Whenever a line contains the string "name", copy it out of the entries.

# # # # #

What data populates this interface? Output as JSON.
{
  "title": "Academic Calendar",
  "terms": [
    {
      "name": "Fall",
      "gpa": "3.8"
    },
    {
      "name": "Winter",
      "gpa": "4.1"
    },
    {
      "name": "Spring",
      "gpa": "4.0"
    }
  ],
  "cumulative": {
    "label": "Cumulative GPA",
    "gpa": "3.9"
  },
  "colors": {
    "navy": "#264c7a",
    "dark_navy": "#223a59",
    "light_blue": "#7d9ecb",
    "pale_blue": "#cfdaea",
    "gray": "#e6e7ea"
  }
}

# # # # #

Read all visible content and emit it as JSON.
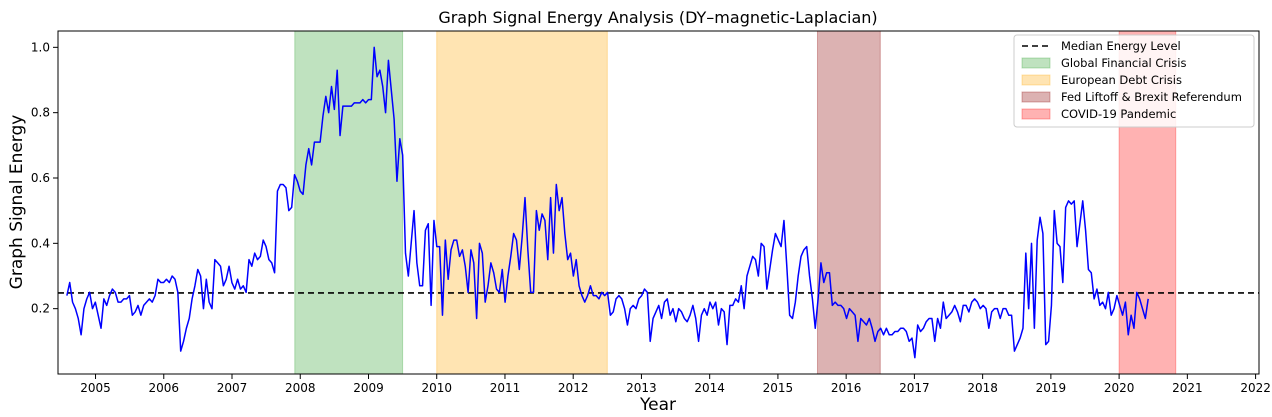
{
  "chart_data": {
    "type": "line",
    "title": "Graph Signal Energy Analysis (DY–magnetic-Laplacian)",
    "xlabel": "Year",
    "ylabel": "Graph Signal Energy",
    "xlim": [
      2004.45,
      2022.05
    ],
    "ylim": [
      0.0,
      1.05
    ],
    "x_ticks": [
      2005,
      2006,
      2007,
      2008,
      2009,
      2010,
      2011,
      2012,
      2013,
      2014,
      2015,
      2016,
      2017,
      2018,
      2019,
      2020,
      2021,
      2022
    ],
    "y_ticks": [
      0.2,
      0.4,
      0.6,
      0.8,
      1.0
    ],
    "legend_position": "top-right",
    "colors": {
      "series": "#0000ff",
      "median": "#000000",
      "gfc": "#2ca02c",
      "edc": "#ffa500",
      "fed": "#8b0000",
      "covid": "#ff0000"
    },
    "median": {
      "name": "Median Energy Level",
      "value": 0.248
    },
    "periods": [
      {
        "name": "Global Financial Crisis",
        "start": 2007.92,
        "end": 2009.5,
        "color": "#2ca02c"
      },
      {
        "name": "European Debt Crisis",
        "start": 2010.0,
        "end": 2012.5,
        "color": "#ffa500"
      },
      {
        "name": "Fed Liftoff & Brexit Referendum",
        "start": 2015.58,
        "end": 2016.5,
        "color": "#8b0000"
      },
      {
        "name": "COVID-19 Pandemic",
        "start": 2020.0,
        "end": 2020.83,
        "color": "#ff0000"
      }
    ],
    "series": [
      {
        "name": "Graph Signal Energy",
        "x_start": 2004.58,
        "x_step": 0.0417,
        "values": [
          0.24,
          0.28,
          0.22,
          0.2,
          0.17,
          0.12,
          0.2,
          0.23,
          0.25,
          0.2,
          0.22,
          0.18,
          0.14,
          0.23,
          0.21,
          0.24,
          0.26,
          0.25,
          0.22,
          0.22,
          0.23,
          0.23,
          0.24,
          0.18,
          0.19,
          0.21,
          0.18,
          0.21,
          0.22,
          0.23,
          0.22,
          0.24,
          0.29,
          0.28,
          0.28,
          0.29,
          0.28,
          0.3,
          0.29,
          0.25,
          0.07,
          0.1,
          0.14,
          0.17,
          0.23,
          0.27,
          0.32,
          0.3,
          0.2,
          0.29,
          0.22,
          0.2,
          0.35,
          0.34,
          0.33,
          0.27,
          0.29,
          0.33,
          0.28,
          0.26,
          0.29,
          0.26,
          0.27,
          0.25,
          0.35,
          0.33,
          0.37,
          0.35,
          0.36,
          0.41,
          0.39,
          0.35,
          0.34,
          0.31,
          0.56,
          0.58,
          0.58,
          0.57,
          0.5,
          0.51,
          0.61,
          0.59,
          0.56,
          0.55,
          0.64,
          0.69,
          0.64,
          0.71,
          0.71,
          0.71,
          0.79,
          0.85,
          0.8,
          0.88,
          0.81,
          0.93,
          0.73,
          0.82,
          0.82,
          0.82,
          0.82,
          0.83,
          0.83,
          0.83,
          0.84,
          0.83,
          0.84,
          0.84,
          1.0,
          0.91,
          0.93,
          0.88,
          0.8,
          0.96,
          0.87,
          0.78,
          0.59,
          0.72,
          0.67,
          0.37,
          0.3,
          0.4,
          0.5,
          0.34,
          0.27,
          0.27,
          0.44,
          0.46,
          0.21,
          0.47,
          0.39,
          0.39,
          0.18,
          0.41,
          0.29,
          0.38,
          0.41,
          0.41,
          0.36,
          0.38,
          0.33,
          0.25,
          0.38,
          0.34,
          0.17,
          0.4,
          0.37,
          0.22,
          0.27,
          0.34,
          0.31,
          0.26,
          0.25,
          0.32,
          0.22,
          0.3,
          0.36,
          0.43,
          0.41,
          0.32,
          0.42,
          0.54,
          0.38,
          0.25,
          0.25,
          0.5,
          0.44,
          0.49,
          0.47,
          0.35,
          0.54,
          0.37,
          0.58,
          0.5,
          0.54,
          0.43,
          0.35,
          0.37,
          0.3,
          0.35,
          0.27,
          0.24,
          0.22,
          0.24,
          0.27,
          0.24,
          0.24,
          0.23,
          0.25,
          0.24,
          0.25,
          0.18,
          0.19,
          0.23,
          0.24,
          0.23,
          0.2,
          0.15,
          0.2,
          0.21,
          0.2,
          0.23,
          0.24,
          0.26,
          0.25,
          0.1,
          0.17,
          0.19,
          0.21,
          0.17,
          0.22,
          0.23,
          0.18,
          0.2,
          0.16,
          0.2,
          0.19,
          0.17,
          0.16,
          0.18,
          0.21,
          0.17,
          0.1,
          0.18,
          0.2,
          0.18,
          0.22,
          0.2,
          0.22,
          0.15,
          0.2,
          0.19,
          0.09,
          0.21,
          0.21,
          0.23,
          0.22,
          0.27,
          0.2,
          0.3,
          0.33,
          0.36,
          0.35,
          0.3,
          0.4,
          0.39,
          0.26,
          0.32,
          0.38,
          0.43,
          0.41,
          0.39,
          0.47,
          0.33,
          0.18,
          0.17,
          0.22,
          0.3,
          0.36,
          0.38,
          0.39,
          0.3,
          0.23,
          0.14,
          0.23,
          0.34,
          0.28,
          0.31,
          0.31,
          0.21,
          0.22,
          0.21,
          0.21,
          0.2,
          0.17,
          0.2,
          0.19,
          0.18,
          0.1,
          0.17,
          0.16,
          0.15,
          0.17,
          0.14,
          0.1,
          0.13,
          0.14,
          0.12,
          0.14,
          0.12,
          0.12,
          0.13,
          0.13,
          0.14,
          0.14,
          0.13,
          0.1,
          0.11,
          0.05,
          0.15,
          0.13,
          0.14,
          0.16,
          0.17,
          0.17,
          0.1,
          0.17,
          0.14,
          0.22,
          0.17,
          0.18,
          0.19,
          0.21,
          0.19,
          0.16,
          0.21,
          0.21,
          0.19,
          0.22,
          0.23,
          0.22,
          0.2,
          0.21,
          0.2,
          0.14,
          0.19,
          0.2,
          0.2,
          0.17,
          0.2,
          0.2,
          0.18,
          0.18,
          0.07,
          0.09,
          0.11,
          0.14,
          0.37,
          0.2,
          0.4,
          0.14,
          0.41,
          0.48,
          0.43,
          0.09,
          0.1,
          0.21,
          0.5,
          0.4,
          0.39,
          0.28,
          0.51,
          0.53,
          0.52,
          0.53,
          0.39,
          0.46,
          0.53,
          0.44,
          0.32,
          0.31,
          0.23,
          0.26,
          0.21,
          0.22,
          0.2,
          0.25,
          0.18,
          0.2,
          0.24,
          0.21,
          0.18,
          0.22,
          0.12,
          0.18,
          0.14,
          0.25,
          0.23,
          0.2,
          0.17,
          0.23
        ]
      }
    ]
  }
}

# # # # #

§ **THE RESPONSE**:
      "name": "Fall",
      "name": "Winter",
      "name": "Spring",
      "name": "Median Energy Level",
        "name": "Global Financial Crisis",
        "name": "European Debt Crisis",
        "name": "Fed Liftoff & Brexit Referendum",
        "name": "COVID-19 Pandemic",
        "name": "Graph Signal Energy",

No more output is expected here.